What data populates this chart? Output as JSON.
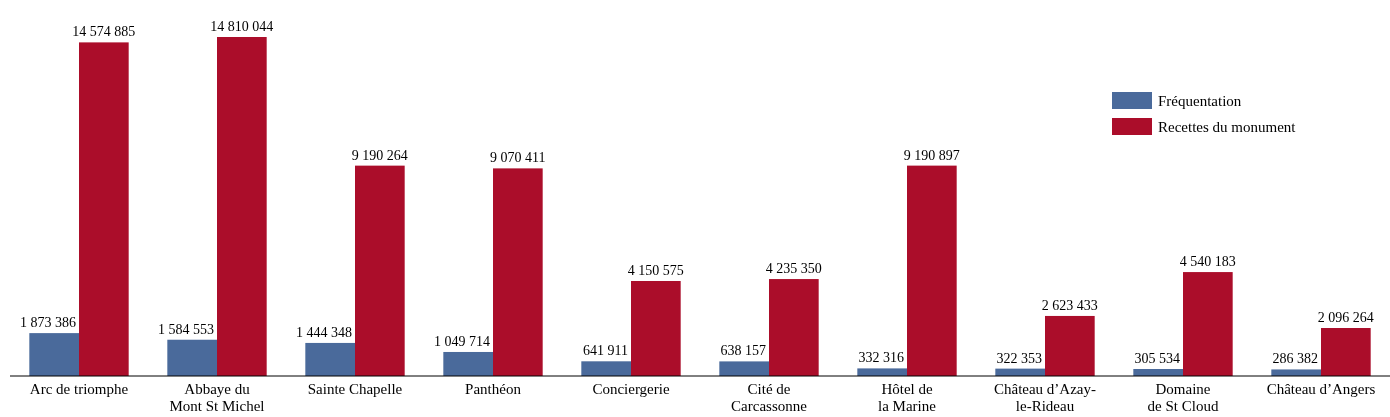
{
  "chart_data": {
    "type": "bar",
    "categories": [
      "Arc de triomphe",
      "Abbaye du\nMont St Michel",
      "Sainte Chapelle",
      "Panthéon",
      "Conciergerie",
      "Cité de\nCarcassonne",
      "Hôtel de\nla Marine",
      "Château d’Azay-\nle-Rideau",
      "Domaine\nde St Cloud",
      "Château d’Angers"
    ],
    "series": [
      {
        "name": "Fréquentation",
        "color": "#4a6a9b",
        "values": [
          1873386,
          1584553,
          1444348,
          1049714,
          641911,
          638157,
          332316,
          322353,
          305534,
          286382
        ],
        "value_labels": [
          "1 873 386",
          "1 584 553",
          "1 444 348",
          "1 049 714",
          "641 911",
          "638 157",
          "332 316",
          "322 353",
          "305 534",
          "286 382"
        ]
      },
      {
        "name": "Recettes du monument",
        "color": "#ab0d2a",
        "values": [
          14574885,
          14810044,
          9190264,
          9070411,
          4150575,
          4235350,
          9190897,
          2623433,
          4540183,
          2096264
        ],
        "value_labels": [
          "14 574 885",
          "14 810 044",
          "9 190 264",
          "9 070 411",
          "4 150 575",
          "4 235 350",
          "9 190 897",
          "2 623 433",
          "4 540 183",
          "2 096 264"
        ]
      }
    ],
    "legend": "top right"
  }
}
■ ■ ■ ■ ■
# Instructions to follow
Extract all lines from the data in which "Château" is found.

# Exercise output
      "Château d’Azay-\nle-Rideau",
      "Château d’Angers"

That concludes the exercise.